:: SHORT PROBLEM ::
Every line of the listing must be reproduced as it stands. Leave the images behind.

[Start of EXCERPTED DATA]

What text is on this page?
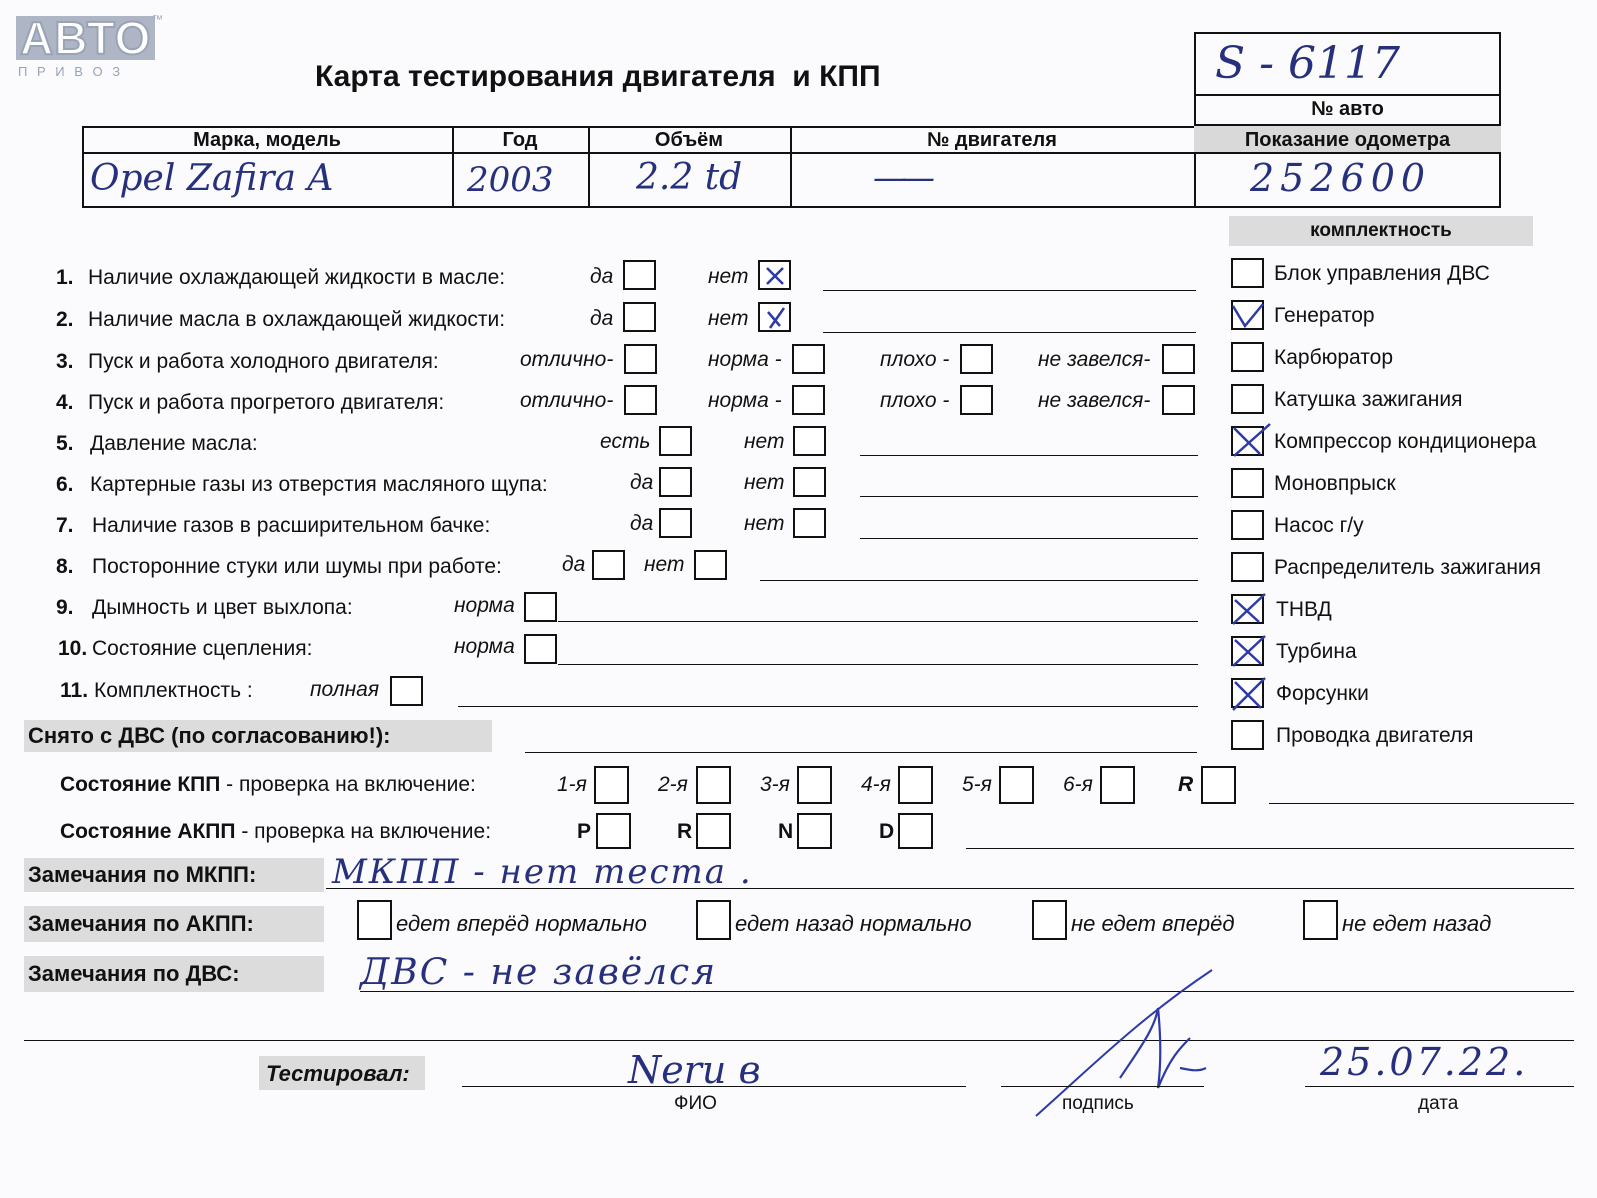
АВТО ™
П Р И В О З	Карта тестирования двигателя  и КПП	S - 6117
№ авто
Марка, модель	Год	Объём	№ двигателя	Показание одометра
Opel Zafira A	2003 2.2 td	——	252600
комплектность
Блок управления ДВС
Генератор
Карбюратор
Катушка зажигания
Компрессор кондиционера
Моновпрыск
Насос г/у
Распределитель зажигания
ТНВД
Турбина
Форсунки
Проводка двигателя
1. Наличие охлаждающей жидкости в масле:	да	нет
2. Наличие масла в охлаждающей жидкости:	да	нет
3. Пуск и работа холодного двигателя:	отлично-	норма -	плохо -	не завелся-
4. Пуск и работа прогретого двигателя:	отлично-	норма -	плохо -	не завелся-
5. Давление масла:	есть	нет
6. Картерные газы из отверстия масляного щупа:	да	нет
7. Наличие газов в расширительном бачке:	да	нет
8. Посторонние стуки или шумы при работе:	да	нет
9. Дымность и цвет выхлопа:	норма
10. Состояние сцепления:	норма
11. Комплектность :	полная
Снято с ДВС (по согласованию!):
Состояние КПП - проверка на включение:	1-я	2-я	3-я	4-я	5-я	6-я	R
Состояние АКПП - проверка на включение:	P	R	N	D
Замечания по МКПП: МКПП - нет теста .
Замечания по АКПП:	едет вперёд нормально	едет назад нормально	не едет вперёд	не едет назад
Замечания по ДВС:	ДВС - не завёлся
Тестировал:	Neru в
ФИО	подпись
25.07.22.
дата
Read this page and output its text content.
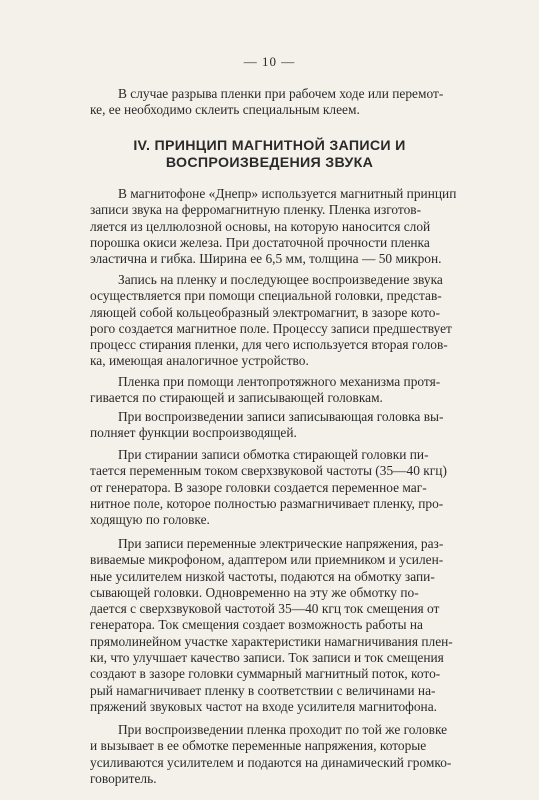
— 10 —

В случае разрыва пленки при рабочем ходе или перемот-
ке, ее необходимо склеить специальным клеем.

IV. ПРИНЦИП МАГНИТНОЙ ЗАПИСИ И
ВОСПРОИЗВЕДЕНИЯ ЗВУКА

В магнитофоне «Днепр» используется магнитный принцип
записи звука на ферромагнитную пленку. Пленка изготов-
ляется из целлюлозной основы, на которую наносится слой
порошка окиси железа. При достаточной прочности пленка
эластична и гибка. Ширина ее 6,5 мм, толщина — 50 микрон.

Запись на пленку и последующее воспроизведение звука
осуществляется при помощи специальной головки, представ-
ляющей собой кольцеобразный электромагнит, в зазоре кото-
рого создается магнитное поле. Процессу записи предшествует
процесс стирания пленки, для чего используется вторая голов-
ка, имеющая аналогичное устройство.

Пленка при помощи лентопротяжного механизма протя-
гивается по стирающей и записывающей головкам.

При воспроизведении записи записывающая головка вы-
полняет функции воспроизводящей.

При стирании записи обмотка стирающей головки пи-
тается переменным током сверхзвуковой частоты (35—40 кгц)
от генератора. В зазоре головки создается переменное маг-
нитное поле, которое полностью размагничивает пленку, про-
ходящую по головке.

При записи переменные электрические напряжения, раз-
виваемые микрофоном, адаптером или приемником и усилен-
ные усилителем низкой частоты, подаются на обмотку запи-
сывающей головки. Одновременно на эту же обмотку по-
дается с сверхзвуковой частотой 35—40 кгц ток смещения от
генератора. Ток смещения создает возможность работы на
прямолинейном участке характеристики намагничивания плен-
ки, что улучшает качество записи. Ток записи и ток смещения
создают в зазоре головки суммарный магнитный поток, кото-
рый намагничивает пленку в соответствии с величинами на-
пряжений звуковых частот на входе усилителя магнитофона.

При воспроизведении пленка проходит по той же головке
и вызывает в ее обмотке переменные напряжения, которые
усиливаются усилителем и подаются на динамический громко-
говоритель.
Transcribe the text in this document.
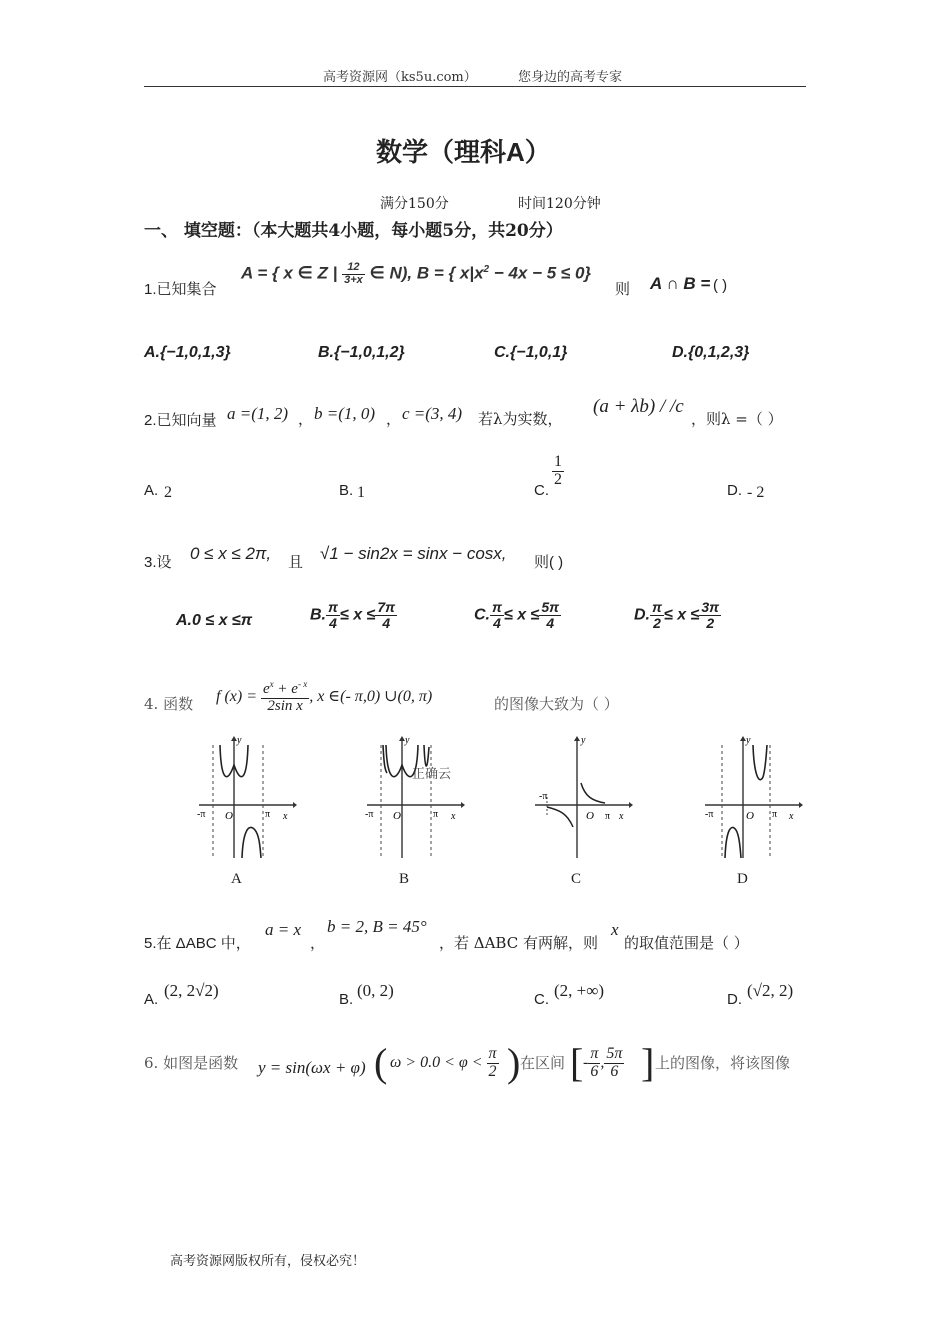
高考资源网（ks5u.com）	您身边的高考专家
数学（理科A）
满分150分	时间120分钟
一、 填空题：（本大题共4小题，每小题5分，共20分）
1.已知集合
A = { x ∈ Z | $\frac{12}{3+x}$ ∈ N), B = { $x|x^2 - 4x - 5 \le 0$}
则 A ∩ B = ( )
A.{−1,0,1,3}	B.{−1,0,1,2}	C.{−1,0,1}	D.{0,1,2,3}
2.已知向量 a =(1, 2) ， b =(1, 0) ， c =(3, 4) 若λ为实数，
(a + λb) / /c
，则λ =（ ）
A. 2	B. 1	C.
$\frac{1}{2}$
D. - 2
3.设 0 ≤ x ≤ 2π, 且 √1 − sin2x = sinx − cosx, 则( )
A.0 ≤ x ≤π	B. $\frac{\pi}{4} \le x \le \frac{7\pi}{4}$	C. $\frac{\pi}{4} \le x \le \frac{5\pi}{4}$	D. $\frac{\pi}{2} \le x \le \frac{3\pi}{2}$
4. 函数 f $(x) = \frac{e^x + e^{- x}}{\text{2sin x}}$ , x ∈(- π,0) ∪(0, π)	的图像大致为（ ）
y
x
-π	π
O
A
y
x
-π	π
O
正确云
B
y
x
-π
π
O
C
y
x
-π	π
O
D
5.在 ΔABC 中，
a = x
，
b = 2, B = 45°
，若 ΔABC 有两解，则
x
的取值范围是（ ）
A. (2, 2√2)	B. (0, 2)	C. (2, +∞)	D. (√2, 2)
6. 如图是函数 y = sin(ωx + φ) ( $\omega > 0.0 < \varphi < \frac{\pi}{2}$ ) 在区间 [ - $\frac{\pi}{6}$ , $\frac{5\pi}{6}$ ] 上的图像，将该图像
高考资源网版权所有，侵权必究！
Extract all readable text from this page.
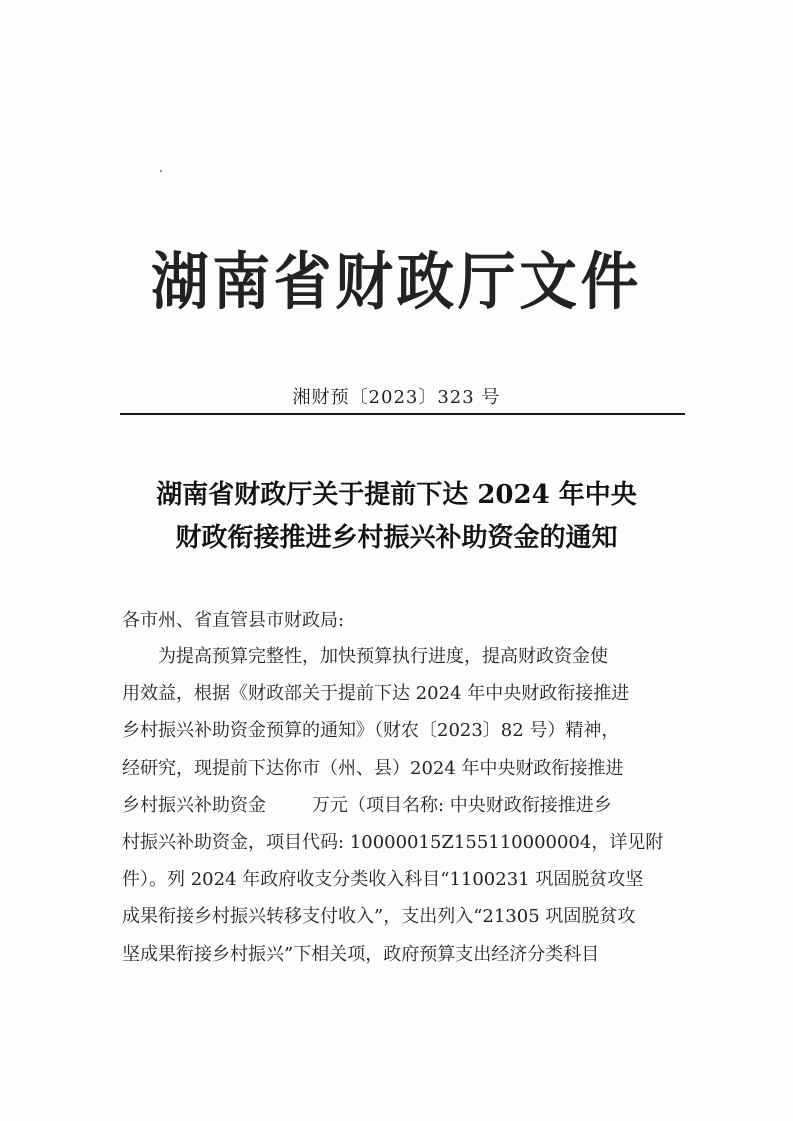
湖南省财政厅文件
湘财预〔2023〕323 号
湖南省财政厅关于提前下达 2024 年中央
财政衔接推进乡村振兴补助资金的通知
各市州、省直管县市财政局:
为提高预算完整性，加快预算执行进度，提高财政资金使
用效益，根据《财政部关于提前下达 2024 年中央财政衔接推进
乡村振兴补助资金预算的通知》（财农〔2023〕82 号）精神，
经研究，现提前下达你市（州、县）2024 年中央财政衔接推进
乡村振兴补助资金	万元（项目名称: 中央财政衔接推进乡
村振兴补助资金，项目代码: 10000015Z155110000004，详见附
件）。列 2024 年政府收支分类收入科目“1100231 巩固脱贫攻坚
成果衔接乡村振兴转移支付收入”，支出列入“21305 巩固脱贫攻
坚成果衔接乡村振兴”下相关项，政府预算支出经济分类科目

[End of EXCERPTED DATA]

:: EXPECTED ANSWER ::
What text is on this page?
АВТО ™
П Р И В О З	Карта тестирования двигателя  и КПП	S - 6117
№ авто
Марка, модель	Год	Объём	№ двигателя	Показание одометра
Opel Zafira A	2003 2.2 td	——	252600
комплектность
Блок управления ДВС
Генератор
Карбюратор
Катушка зажигания
Компрессор кондиционера
Моновпрыск
Насос г/у
Распределитель зажигания
ТНВД
Турбина
Форсунки
Проводка двигателя
1. Наличие охлаждающей жидкости в масле:	да	нет
2. Наличие масла в охлаждающей жидкости:	да	нет
3. Пуск и работа холодного двигателя:	отлично-	норма -	плохо -	не завелся-
4. Пуск и работа прогретого двигателя:	отлично-	норма -	плохо -	не завелся-
5. Давление масла:	есть	нет
6. Картерные газы из отверстия масляного щупа:	да	нет
7. Наличие газов в расширительном бачке:	да	нет
8. Посторонние стуки или шумы при работе:	да	нет
9. Дымность и цвет выхлопа:	норма
10. Состояние сцепления:	норма
11. Комплектность :	полная
Снято с ДВС (по согласованию!):
Состояние КПП - проверка на включение:	1-я	2-я	3-я	4-я	5-я	6-я	R
Состояние АКПП - проверка на включение:	P	R	N	D
Замечания по МКПП: МКПП - нет теста .
Замечания по АКПП:	едет вперёд нормально	едет назад нормально	не едет вперёд	не едет назад
Замечания по ДВС:	ДВС - не завёлся
Тестировал:	Neru в
ФИО	подпись
25.07.22.
дата
Read this page and output its text content.
— 10 —

В случае разрыва пленки при рабочем ходе или перемот-
ке, ее необходимо склеить специальным клеем.

IV. ПРИНЦИП МАГНИТНОЙ ЗАПИСИ И
ВОСПРОИЗВЕДЕНИЯ ЗВУКА

В магнитофоне «Днепр» используется магнитный принцип
записи звука на ферромагнитную пленку. Пленка изготов-
ляется из целлюлозной основы, на которую наносится слой
порошка окиси железа. При достаточной прочности пленка
эластична и гибка. Ширина ее 6,5 мм, толщина — 50 микрон.

Запись на пленку и последующее воспроизведение звука
осуществляется при помощи специальной головки, представ-
ляющей собой кольцеобразный электромагнит, в зазоре кото-
рого создается магнитное поле. Процессу записи предшествует
процесс стирания пленки, для чего используется вторая голов-
ка, имеющая аналогичное устройство.

Пленка при помощи лентопротяжного механизма протя-
гивается по стирающей и записывающей головкам.

При воспроизведении записи записывающая головка вы-
полняет функции воспроизводящей.

При стирании записи обмотка стирающей головки пи-
тается переменным током сверхзвуковой частоты (35—40 кгц)
от генератора. В зазоре головки создается переменное маг-
нитное поле, которое полностью размагничивает пленку, про-
ходящую по головке.

При записи переменные электрические напряжения, раз-
виваемые микрофоном, адаптером или приемником и усилен-
ные усилителем низкой частоты, подаются на обмотку запи-
сывающей головки. Одновременно на эту же обмотку по-
дается с сверхзвуковой частотой 35—40 кгц ток смещения от
генератора. Ток смещения создает возможность работы на
прямолинейном участке характеристики намагничивания плен-
ки, что улучшает качество записи. Ток записи и ток смещения
создают в зазоре головки суммарный магнитный поток, кото-
рый намагничивает пленку в соответствии с величинами на-
пряжений звуковых частот на входе усилителя магнитофона.

При воспроизведении пленка проходит по той же головке
и вызывает в ее обмотке переменные напряжения, которые
усиливаются усилителем и подаются на динамический громко-
говоритель.
Transcribe the text in this document.
高考资源网（ks5u.com）	您身边的高考专家
数学（理科A）
满分150分	时间120分钟
一、 填空题：（本大题共4小题，每小题5分，共20分）
1.已知集合
A = { x ∈ Z | $\frac{12}{3+x}$ ∈ N), B = { $x|x^2 - 4x - 5 \le 0$}
则 A ∩ B = ( )
A.{−1,0,1,3}	B.{−1,0,1,2}	C.{−1,0,1}	D.{0,1,2,3}
2.已知向量 a =(1, 2) ， b =(1, 0) ， c =(3, 4) 若λ为实数，
(a + λb) / /c
，则λ =（ ）
A. 2	B. 1	C.
$\frac{1}{2}$
D. - 2
3.设 0 ≤ x ≤ 2π, 且 √1 − sin2x = sinx − cosx, 则( )
A.0 ≤ x ≤π	B. $\frac{\pi}{4} \le x \le \frac{7\pi}{4}$	C. $\frac{\pi}{4} \le x \le \frac{5\pi}{4}$	D. $\frac{\pi}{2} \le x \le \frac{3\pi}{2}$
4. 函数 f $(x) = \frac{e^x + e^{- x}}{\text{2sin x}}$ , x ∈(- π,0) ∪(0, π)	的图像大致为（ ）
y
x
-π	π
O
A
y
x
-π	π
O
正确云
B
y
x
-π
π
O
C
y
x
-π	π
O
D
5.在 ΔABC 中，
a = x
，
b = 2, B = 45°
，若 ΔABC 有两解，则
x
的取值范围是（ ）
A. (2, 2√2)	B. (0, 2)	C. (2, +∞)	D. (√2, 2)
6. 如图是函数 y = sin(ωx + φ) ( $\omega > 0.0 < \varphi < \frac{\pi}{2}$ ) 在区间 [ - $\frac{\pi}{6}$ , $\frac{5\pi}{6}$ ] 上的图像，将该图像
高考资源网版权所有，侵权必究！
Extract all readable text from this page.
湖南省财政厅文件
湘财预〔2023〕323 号
湖南省财政厅关于提前下达 2024 年中央
财政衔接推进乡村振兴补助资金的通知
各市州、省直管县市财政局:
为提高预算完整性，加快预算执行进度，提高财政资金使
用效益，根据《财政部关于提前下达 2024 年中央财政衔接推进
乡村振兴补助资金预算的通知》（财农〔2023〕82 号）精神，
经研究，现提前下达你市（州、县）2024 年中央财政衔接推进
乡村振兴补助资金	万元（项目名称: 中央财政衔接推进乡
村振兴补助资金，项目代码: 10000015Z155110000004，详见附
件）。列 2024 年政府收支分类收入科目“1100231 巩固脱贫攻坚
成果衔接乡村振兴转移支付收入”，支出列入“21305 巩固脱贫攻
坚成果衔接乡村振兴”下相关项，政府预算支出经济分类科目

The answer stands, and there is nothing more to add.